(begin)

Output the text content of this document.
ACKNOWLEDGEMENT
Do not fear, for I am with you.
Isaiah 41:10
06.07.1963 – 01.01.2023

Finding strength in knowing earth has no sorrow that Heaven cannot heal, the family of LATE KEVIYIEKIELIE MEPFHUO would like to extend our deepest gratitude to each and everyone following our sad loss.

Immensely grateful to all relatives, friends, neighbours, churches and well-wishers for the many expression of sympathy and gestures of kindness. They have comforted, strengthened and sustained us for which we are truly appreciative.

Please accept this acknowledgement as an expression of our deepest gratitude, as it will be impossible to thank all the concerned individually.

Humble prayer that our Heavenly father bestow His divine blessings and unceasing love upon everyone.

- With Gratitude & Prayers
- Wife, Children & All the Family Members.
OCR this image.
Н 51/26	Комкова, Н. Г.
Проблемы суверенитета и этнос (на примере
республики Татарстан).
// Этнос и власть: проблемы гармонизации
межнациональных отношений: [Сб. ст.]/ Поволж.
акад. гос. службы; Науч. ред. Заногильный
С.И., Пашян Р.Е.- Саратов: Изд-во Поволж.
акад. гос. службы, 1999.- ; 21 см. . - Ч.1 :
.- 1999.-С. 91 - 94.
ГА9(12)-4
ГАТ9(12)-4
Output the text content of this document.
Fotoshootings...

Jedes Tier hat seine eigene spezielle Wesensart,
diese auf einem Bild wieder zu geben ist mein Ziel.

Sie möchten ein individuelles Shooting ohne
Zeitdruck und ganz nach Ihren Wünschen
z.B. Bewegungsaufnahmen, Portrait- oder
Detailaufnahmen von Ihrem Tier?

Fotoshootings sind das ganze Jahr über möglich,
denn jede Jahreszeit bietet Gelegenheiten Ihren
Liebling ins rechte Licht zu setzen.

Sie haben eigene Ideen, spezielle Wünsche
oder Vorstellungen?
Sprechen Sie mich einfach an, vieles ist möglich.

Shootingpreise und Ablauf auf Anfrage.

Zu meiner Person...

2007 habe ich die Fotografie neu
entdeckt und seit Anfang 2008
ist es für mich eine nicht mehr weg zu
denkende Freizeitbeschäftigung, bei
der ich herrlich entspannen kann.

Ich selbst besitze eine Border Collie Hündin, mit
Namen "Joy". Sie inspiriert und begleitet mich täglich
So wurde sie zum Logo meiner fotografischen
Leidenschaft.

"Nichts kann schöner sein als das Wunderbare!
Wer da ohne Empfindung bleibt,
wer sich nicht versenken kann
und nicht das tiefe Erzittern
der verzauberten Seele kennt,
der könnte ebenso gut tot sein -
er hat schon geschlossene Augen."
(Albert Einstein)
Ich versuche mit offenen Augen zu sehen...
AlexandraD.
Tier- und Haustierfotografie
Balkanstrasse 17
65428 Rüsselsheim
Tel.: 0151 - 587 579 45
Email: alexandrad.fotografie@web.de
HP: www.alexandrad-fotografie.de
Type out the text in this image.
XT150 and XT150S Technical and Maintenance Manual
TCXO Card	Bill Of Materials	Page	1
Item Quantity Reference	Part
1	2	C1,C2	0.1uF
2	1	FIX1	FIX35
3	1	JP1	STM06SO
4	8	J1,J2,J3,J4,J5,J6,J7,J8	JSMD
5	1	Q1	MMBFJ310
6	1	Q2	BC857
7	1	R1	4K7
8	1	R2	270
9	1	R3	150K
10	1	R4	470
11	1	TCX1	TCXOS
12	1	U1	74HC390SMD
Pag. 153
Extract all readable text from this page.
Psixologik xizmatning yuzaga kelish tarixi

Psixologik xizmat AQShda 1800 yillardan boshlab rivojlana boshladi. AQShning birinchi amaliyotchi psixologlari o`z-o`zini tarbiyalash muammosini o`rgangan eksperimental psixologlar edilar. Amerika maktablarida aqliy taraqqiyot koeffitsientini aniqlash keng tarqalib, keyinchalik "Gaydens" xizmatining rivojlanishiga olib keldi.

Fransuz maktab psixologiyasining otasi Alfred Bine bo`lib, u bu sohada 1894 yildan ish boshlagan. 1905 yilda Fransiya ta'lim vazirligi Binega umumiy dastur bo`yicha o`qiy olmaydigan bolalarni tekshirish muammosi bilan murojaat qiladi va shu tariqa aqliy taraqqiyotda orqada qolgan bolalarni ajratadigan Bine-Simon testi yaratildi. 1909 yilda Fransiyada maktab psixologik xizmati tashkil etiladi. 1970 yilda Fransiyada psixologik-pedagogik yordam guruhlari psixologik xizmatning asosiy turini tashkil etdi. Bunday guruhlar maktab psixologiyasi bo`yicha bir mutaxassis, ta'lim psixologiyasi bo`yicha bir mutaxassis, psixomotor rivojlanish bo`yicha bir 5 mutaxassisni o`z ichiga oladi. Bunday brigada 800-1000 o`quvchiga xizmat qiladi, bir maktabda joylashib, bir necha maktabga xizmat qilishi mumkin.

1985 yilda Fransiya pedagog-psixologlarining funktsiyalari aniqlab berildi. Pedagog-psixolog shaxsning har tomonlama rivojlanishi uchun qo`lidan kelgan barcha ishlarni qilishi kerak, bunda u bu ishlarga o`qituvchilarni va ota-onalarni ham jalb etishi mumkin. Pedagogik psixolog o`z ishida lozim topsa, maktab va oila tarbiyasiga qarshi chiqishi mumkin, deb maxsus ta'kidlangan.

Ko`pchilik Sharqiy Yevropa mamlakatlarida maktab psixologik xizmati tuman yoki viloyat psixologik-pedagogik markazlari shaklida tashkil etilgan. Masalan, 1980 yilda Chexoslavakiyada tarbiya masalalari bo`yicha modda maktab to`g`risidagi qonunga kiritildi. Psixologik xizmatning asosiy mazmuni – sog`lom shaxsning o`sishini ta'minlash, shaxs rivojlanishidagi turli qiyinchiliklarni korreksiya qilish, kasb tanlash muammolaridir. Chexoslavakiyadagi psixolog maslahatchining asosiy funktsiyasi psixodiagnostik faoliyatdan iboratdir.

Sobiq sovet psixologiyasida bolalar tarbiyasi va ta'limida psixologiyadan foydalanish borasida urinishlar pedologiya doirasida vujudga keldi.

(end)

Wherever a line in the data above holds "möglich", copy that line.

Output of the task ▸
Fotoshootings sind das ganze Jahr über möglich,
Sprechen Sie mich einfach an, vieles ist möglich.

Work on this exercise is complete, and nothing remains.